Restate the data exactly as given and keep the pictures out.

_Dataset items:_
※
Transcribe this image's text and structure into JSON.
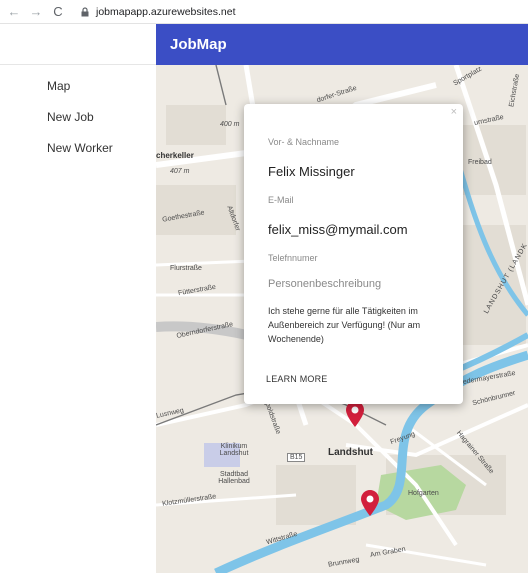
{
  "browser": {
    "back_icon": "←",
    "forward_icon": "→",
    "reload_icon": "C",
    "url": "jobmapapp.azurewebsites.net"
  },
  "sidebar": {
    "items": [
      {
        "label": "Map"
      },
      {
        "label": "New Job"
      },
      {
        "label": "New Worker"
      }
    ]
  },
  "header": {
    "title": "JobMap"
  },
  "map": {
    "labels": {
      "sportplatz": "Sportplatz",
      "dorferstrasse": "dorfer-Straße",
      "hofstrasse": "urnstraße",
      "eichstrasse": "Eichstraße",
      "kerkeller": "cherkeller",
      "elevation_407": "407 m",
      "elevation_400": "400 m",
      "freibad": "Freibad",
      "goethestrasse": "Goethestraße",
      "lilienstrasse": "Flurstraße",
      "fuetterer": "Fütterstraße",
      "oberndorfer": "Oberndorferstraße",
      "landshut_city": "Landshut",
      "hilfsgarten": "Hofgarten",
      "klinikum": "Klinikum Landshut",
      "stadtbad": "Stadtbad Hallenbad",
      "klotzmuller": "Klotzmüllerstraße",
      "wittstrasse": "Wittstraße",
      "am_graben": "Am Graben",
      "bruennlweg": "Brunnweg",
      "freyung": "Freyung",
      "hagrainer": "Hagrainer Straße",
      "lusnweg": "Lusnweg",
      "poldistrasse": "poldstraße",
      "b15": "B15",
      "altdorfer": "Altdorfer",
      "niedermayer": "Niedermayerstraße",
      "schonbrunner": "Schönbrunner",
      "landshut_landkreis": "LANDSHUT (LANDK"
    }
  },
  "popup": {
    "close_icon": "×",
    "name_label": "Vor- & Nachname",
    "name_value": "Felix Missinger",
    "email_label": "E-Mail",
    "email_value": "felix_miss@mymail.com",
    "phone_label": "Telefnnumer",
    "desc_label": "Personenbeschreibung",
    "desc_value": "Ich stehe gerne für alle Tätigkeiten im Außenbereich zur Verfügung! (Nur am Wochenende)",
    "action_label": "LEARN MORE"
  },
  "colors": {
    "header_bg": "#3b4ec5",
    "marker": "#d21f3c",
    "river": "#7ec4e8",
    "park": "#b7d8a0"
  }
}
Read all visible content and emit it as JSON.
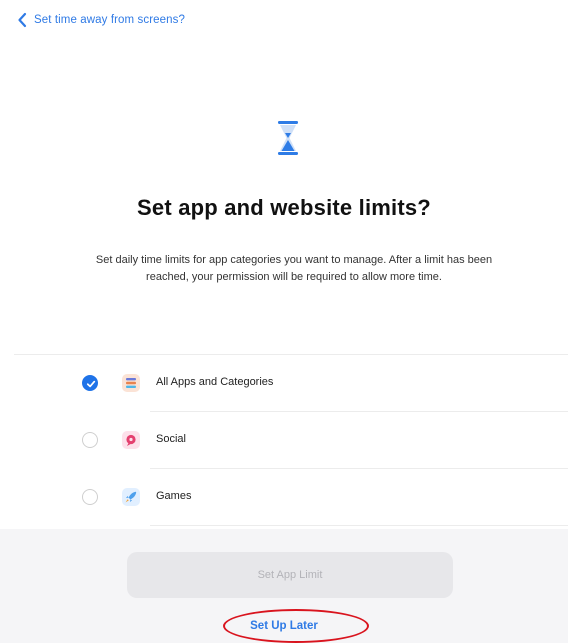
{
  "nav": {
    "back_label": "Set time away from screens?"
  },
  "hero": {
    "icon": "hourglass-icon",
    "title": "Set app and website limits?",
    "description": "Set daily time limits for app categories you want to manage. After a limit has been reached, your permission will be required to allow more time."
  },
  "options": [
    {
      "label": "All Apps and Categories",
      "selected": true,
      "icon": "all-apps-stack-icon"
    },
    {
      "label": "Social",
      "selected": false,
      "icon": "social-chat-icon"
    },
    {
      "label": "Games",
      "selected": false,
      "icon": "games-rocket-icon"
    }
  ],
  "footer": {
    "primary_button_label": "Set App Limit",
    "primary_button_enabled": false,
    "secondary_link_label": "Set Up Later"
  },
  "colors": {
    "accent": "#2f7ae5",
    "radio_selected": "#1f73e8",
    "annotation": "#d9141e"
  }
}
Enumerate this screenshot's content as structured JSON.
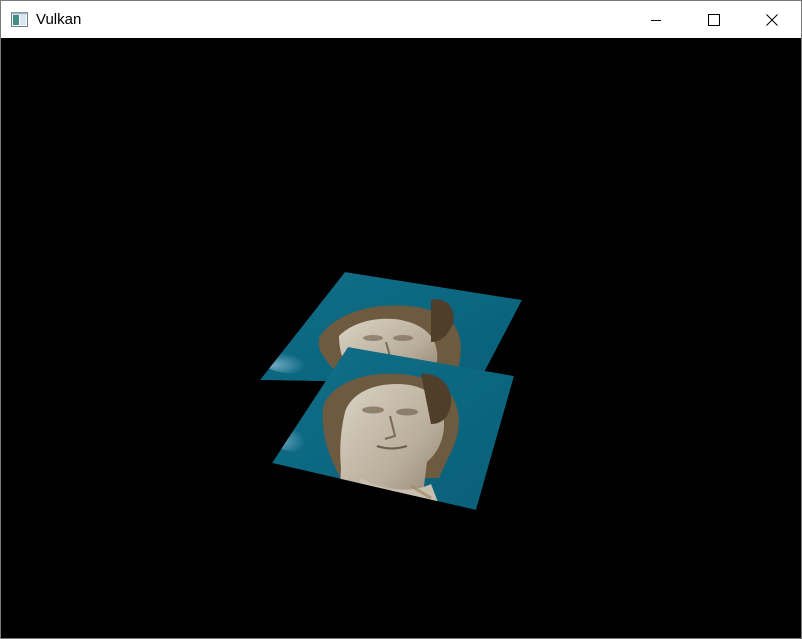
{
  "window": {
    "title": "Vulkan",
    "icon": "app-window-icon"
  },
  "titlebar_buttons": {
    "minimize_icon": "minimize-icon",
    "maximize_icon": "maximize-icon",
    "close_icon": "close-icon"
  },
  "viewport": {
    "background": "#000000",
    "content": [
      {
        "name": "textured-quad-back",
        "image": "statue-head-photo"
      },
      {
        "name": "textured-quad-front",
        "image": "statue-head-photo"
      }
    ]
  },
  "colors": {
    "sky_teal": "#0f6f86",
    "sky_light": "#4aa3c2",
    "statue_stone": "#cfc6b6"
  }
}
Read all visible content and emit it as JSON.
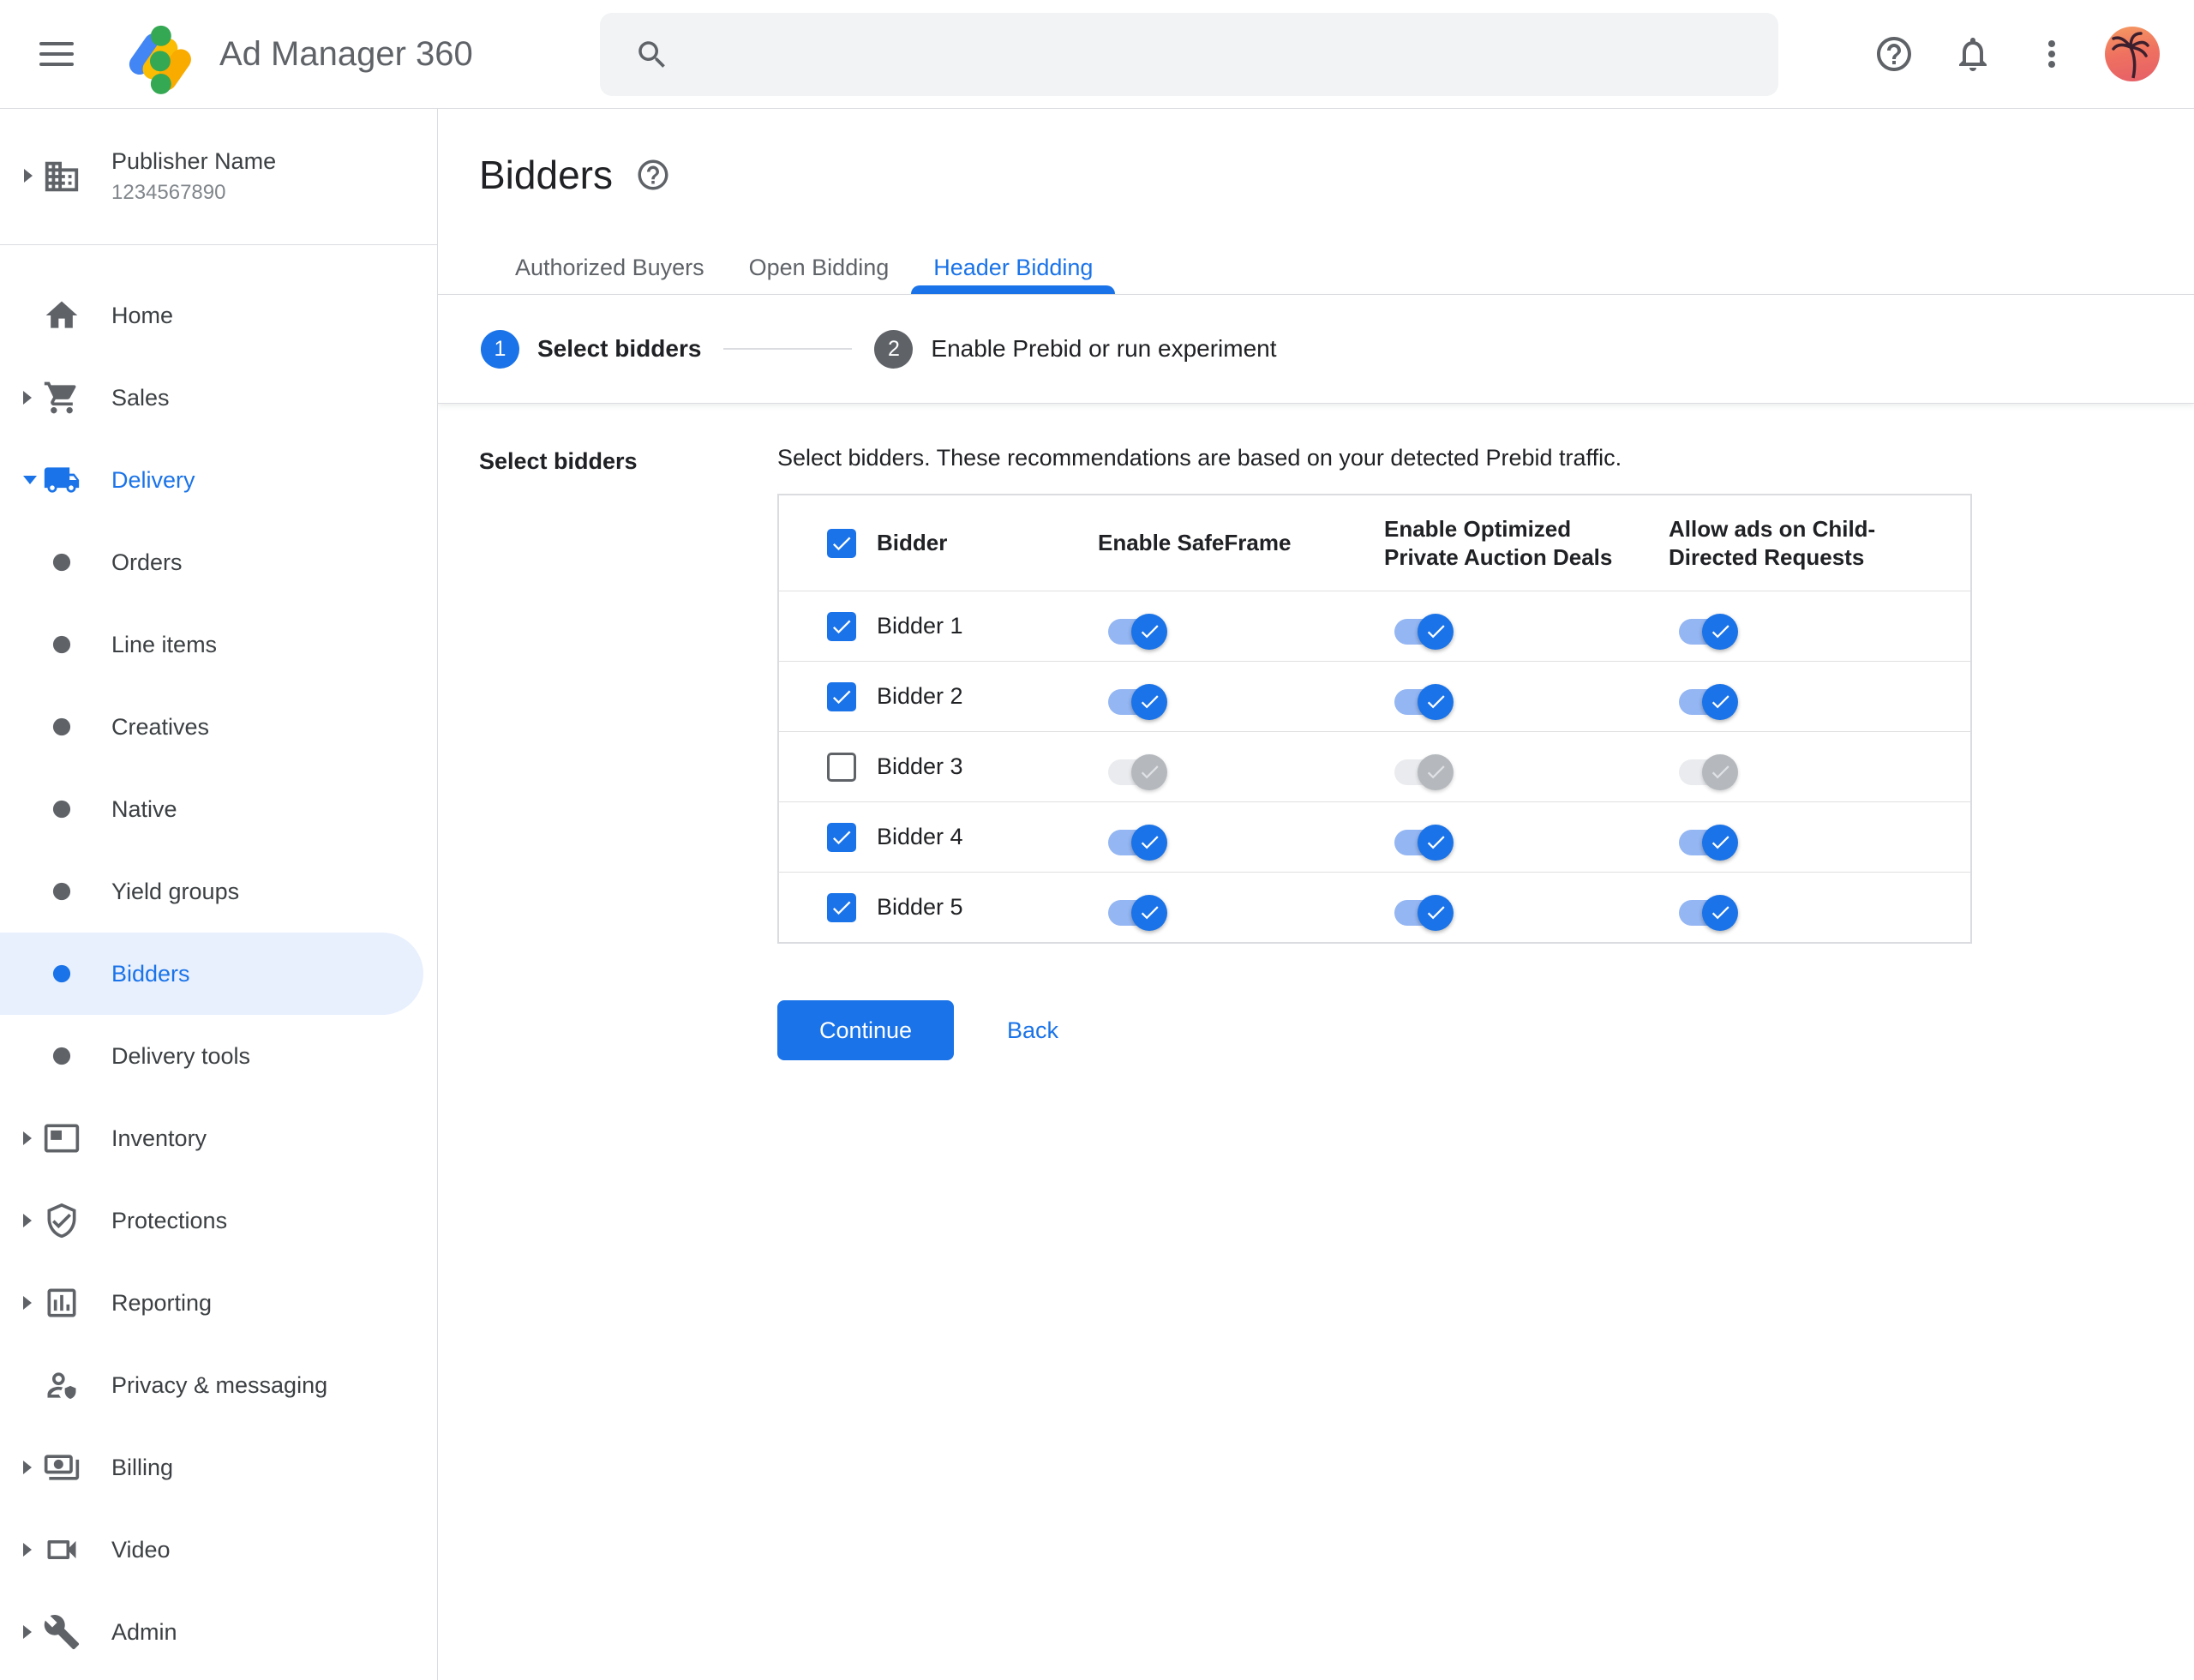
※
_THE COMPLETED TASK:_
Transcribe this image's text and structure into JSON.
{
  "browser": {
    "back_icon": "←",
    "forward_icon": "→",
    "reload_icon": "C",
    "url": "jobmapapp.azurewebsites.net"
  },
  "sidebar": {
    "items": [
      {
        "label": "Map"
      },
      {
        "label": "New Job"
      },
      {
        "label": "New Worker"
      }
    ]
  },
  "header": {
    "title": "JobMap"
  },
  "map": {
    "labels": {
      "sportplatz": "Sportplatz",
      "dorferstrasse": "dorfer-Straße",
      "hofstrasse": "urnstraße",
      "eichstrasse": "Eichstraße",
      "kerkeller": "cherkeller",
      "elevation_407": "407 m",
      "elevation_400": "400 m",
      "freibad": "Freibad",
      "goethestrasse": "Goethestraße",
      "lilienstrasse": "Flurstraße",
      "fuetterer": "Fütterstraße",
      "oberndorfer": "Oberndorferstraße",
      "landshut_city": "Landshut",
      "hilfsgarten": "Hofgarten",
      "klinikum": "Klinikum Landshut",
      "stadtbad": "Stadtbad Hallenbad",
      "klotzmuller": "Klotzmüllerstraße",
      "wittstrasse": "Wittstraße",
      "am_graben": "Am Graben",
      "bruennlweg": "Brunnweg",
      "freyung": "Freyung",
      "hagrainer": "Hagrainer Straße",
      "lusnweg": "Lusnweg",
      "poldistrasse": "poldstraße",
      "b15": "B15",
      "altdorfer": "Altdorfer",
      "niedermayer": "Niedermayerstraße",
      "schonbrunner": "Schönbrunner",
      "landshut_landkreis": "LANDSHUT (LANDK"
    }
  },
  "popup": {
    "close_icon": "×",
    "name_label": "Vor- & Nachname",
    "name_value": "Felix Missinger",
    "email_label": "E-Mail",
    "email_value": "felix_miss@mymail.com",
    "phone_label": "Telefnnumer",
    "desc_label": "Personenbeschreibung",
    "desc_value": "Ich stehe gerne für alle Tätigkeiten im Außenbereich zur Verfügung! (Nur am Wochenende)",
    "action_label": "LEARN MORE"
  },
  "colors": {
    "header_bg": "#3b4ec5",
    "marker": "#d21f3c",
    "river": "#7ec4e8",
    "park": "#b7d8a0"
  }
}
Read all visible content and emit it as JSON.
{
  "nav": {
    "back_label": "Set time away from screens?"
  },
  "hero": {
    "icon": "hourglass-icon",
    "title": "Set app and website limits?",
    "description": "Set daily time limits for app categories you want to manage. After a limit has been reached, your permission will be required to allow more time."
  },
  "options": [
    {
      "label": "All Apps and Categories",
      "selected": true,
      "icon": "all-apps-stack-icon"
    },
    {
      "label": "Social",
      "selected": false,
      "icon": "social-chat-icon"
    },
    {
      "label": "Games",
      "selected": false,
      "icon": "games-rocket-icon"
    }
  ],
  "footer": {
    "primary_button_label": "Set App Limit",
    "primary_button_enabled": false,
    "secondary_link_label": "Set Up Later"
  },
  "colors": {
    "accent": "#2f7ae5",
    "radio_selected": "#1f73e8",
    "annotation": "#d9141e"
  }
}
Enumerate this screenshot's content as structured JSON.
{
  "window": {
    "title": "Vulkan",
    "icon": "app-window-icon"
  },
  "titlebar_buttons": {
    "minimize_icon": "minimize-icon",
    "maximize_icon": "maximize-icon",
    "close_icon": "close-icon"
  },
  "viewport": {
    "background": "#000000",
    "content": [
      {
        "name": "textured-quad-back",
        "image": "statue-head-photo"
      },
      {
        "name": "textured-quad-front",
        "image": "statue-head-photo"
      }
    ]
  },
  "colors": {
    "sky_teal": "#0f6f86",
    "sky_light": "#4aa3c2",
    "statue_stone": "#cfc6b6"
  }
}
Read all visible content and emit it as JSON.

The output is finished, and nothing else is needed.